Instructions to follow:
Records follow. Copy every line with "this".

Records for the task:
• • •

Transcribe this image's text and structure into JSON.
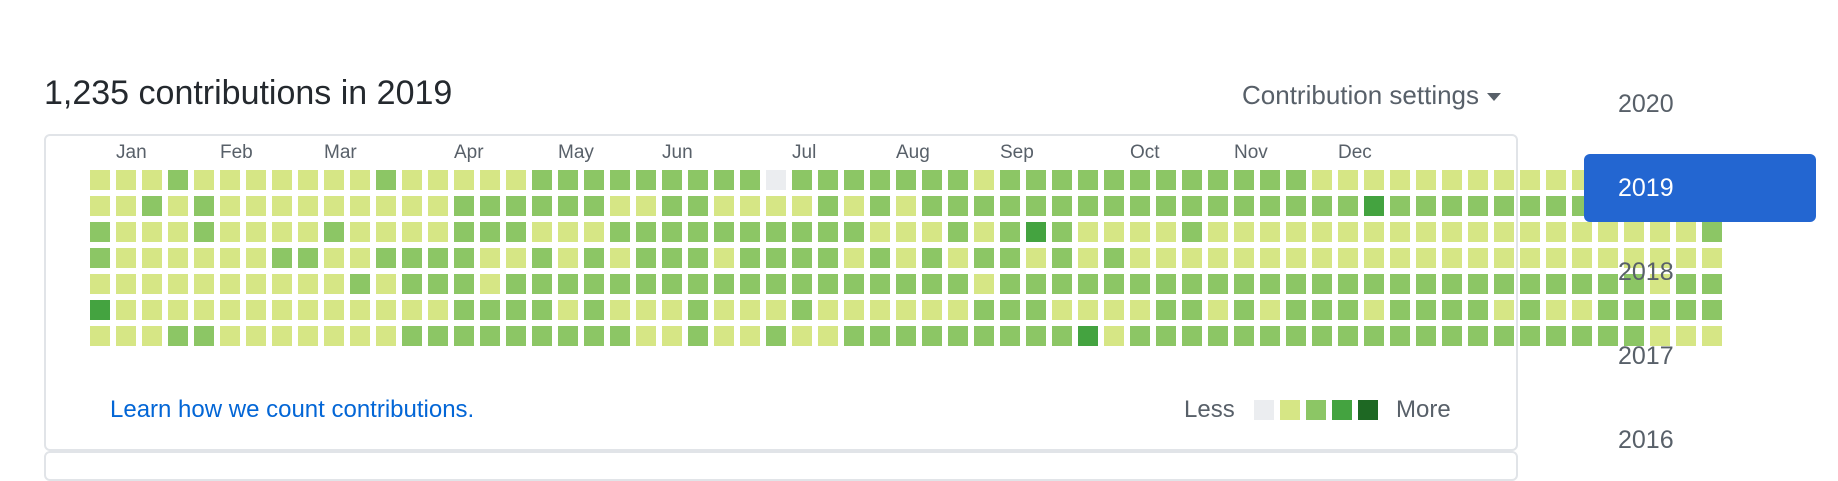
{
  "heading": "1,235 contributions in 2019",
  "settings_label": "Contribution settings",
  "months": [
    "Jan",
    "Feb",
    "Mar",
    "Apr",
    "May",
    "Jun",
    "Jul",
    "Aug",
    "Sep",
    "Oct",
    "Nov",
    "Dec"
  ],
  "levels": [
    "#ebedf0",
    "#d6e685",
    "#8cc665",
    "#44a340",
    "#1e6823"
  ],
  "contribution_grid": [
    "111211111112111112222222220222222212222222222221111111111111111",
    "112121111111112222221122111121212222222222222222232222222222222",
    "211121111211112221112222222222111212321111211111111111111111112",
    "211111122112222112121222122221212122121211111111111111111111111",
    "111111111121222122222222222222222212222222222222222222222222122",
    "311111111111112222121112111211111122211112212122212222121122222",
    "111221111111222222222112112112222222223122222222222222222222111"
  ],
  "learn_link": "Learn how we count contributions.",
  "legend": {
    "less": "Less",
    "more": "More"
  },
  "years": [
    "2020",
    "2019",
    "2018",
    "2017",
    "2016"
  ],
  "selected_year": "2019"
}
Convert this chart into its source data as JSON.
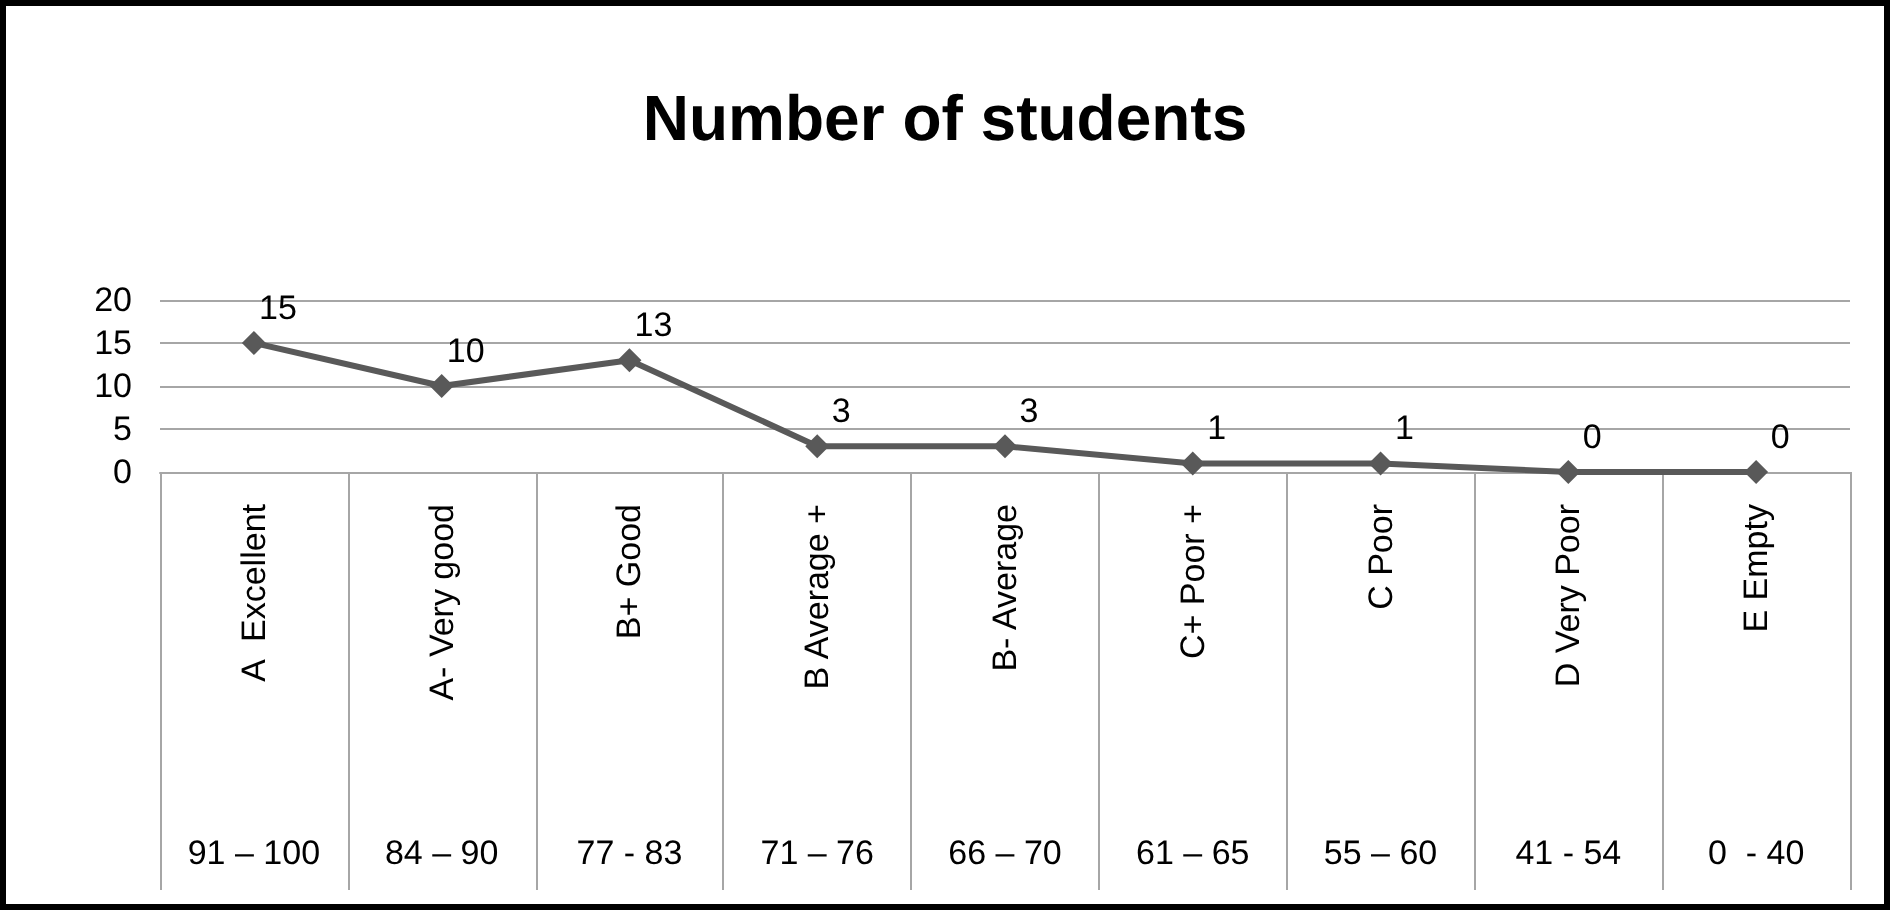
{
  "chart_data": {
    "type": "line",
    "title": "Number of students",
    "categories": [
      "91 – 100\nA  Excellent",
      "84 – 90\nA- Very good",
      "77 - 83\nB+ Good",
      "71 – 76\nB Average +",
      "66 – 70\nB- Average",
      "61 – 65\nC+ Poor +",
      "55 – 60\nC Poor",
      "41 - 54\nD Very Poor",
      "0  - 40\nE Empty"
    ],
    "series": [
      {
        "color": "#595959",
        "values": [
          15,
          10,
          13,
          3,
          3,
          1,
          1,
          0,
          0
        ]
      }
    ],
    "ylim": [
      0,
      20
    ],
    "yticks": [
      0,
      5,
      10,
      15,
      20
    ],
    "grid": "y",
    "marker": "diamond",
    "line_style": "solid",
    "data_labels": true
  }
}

• • •

Solution below:
Transcribe this image's text and structure into JSON.
Convert this chart into its source data as JSON.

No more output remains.